◆ Exercise description: Copy out the lines that have "type" in them.

◆ Data supplied:

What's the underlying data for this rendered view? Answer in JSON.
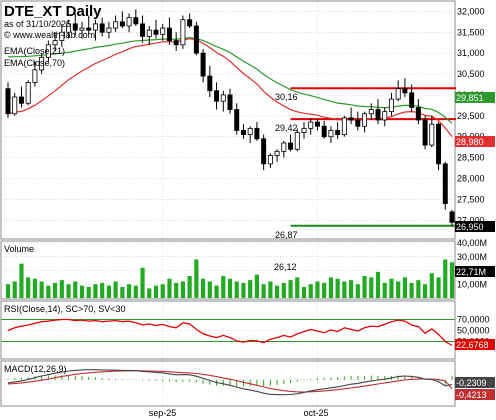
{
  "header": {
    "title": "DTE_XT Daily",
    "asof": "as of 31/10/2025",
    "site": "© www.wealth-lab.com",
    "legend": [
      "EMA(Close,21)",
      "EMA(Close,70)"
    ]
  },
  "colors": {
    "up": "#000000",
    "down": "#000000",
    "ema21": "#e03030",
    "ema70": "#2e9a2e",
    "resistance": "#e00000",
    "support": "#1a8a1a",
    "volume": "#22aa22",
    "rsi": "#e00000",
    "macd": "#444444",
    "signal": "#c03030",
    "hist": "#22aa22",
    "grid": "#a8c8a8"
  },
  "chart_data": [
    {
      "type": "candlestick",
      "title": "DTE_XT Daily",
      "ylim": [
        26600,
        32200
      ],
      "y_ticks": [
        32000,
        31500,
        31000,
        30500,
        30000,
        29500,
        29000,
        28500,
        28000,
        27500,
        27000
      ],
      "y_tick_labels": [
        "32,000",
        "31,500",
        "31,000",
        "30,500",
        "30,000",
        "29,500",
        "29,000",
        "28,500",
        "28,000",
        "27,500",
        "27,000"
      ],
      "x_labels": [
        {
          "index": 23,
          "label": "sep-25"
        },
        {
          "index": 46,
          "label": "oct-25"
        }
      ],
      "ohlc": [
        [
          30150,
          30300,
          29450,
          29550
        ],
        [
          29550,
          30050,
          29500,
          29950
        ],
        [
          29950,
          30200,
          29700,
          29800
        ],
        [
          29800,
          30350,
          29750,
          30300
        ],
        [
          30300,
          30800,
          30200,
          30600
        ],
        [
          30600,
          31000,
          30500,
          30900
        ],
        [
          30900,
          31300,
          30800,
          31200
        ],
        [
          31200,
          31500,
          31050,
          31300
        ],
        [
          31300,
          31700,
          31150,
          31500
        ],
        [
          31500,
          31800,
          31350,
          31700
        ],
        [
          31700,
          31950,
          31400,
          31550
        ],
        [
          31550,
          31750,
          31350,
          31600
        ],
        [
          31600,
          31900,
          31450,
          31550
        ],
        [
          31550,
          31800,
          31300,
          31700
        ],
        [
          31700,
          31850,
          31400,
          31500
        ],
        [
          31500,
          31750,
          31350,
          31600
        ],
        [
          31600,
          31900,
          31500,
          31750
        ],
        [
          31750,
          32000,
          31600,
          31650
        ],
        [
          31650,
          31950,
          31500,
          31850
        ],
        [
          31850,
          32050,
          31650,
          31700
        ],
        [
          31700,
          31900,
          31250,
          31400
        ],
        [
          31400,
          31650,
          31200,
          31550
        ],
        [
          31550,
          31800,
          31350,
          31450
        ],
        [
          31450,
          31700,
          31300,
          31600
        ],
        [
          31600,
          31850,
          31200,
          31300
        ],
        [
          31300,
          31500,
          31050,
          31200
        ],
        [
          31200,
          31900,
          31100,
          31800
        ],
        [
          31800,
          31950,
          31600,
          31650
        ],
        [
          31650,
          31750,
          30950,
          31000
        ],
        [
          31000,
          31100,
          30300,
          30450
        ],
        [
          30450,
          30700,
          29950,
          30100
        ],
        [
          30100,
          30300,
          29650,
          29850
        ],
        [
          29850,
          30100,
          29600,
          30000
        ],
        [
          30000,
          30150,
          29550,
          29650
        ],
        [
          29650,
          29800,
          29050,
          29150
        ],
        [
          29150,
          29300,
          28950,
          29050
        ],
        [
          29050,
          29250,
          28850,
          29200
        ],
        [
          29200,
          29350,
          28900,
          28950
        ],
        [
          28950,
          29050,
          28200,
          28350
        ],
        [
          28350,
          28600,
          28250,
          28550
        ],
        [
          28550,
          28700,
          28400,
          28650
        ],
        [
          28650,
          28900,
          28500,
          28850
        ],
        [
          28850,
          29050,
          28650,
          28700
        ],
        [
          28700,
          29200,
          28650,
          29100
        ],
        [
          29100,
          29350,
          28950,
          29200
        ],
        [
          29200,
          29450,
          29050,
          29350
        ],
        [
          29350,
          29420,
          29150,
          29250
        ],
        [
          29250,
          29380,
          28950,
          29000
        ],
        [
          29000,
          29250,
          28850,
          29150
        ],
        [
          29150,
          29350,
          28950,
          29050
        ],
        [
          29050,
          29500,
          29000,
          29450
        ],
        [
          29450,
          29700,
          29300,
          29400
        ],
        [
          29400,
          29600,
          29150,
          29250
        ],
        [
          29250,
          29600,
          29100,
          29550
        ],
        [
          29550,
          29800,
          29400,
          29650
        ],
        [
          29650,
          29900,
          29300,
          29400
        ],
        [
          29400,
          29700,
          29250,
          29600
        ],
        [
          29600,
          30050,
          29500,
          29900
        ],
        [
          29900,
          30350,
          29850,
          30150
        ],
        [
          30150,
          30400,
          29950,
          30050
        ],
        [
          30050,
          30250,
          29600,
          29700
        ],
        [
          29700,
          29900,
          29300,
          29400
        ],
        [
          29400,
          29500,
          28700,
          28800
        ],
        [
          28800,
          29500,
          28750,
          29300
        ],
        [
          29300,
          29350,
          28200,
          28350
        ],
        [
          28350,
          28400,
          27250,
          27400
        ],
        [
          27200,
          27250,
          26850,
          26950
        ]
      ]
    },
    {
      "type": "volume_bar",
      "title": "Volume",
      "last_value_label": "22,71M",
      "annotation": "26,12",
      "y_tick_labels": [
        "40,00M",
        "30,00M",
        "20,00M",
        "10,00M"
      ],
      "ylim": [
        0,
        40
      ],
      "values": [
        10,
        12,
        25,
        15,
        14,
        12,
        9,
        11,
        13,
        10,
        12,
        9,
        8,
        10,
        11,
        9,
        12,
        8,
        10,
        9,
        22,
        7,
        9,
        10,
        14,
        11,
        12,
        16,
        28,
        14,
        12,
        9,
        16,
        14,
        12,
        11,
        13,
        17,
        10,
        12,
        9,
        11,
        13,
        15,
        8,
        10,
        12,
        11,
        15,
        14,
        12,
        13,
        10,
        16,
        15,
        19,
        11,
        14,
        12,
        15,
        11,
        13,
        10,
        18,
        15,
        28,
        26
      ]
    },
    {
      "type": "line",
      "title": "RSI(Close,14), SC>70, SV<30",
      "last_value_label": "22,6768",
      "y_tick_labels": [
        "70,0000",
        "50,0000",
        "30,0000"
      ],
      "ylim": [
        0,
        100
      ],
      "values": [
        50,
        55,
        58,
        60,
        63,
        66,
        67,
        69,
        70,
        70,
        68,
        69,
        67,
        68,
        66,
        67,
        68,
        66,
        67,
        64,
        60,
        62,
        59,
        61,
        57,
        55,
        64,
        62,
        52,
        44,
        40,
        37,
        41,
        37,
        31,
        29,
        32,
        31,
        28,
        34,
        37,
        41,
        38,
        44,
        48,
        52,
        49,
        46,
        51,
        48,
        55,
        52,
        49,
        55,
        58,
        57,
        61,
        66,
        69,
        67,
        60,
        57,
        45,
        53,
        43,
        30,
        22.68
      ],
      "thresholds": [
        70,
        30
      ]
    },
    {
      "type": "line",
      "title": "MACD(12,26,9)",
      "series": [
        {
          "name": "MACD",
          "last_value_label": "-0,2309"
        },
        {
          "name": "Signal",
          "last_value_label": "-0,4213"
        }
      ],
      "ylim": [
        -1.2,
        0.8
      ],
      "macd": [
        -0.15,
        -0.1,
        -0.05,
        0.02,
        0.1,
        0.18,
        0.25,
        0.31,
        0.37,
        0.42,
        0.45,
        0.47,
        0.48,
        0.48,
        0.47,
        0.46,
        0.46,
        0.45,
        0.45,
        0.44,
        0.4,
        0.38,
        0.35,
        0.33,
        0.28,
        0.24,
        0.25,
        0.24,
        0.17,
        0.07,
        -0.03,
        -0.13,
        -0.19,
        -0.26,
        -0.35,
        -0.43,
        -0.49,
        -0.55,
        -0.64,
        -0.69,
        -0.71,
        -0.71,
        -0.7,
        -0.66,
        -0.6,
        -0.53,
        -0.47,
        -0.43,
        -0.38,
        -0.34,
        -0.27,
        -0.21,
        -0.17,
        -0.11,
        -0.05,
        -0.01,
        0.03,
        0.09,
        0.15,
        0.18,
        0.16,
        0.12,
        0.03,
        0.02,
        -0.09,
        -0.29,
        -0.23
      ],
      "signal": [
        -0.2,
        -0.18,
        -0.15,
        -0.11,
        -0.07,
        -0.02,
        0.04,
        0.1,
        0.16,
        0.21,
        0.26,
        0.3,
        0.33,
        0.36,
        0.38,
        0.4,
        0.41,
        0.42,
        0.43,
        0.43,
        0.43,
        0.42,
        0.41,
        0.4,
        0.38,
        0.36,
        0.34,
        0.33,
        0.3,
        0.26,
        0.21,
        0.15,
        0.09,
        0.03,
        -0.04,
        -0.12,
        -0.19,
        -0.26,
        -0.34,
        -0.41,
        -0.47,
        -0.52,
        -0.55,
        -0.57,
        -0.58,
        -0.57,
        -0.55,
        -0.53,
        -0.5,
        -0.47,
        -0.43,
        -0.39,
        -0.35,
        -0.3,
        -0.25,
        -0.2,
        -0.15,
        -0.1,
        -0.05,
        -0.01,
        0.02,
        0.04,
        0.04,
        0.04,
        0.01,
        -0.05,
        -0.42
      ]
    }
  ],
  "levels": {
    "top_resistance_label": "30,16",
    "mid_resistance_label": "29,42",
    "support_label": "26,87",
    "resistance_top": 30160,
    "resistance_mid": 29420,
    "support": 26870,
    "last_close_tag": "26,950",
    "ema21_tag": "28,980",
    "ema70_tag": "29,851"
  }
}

◆ Task solution:
      "type": "candlestick",
      "type": "volume_bar",
      "type": "line",
      "type": "line",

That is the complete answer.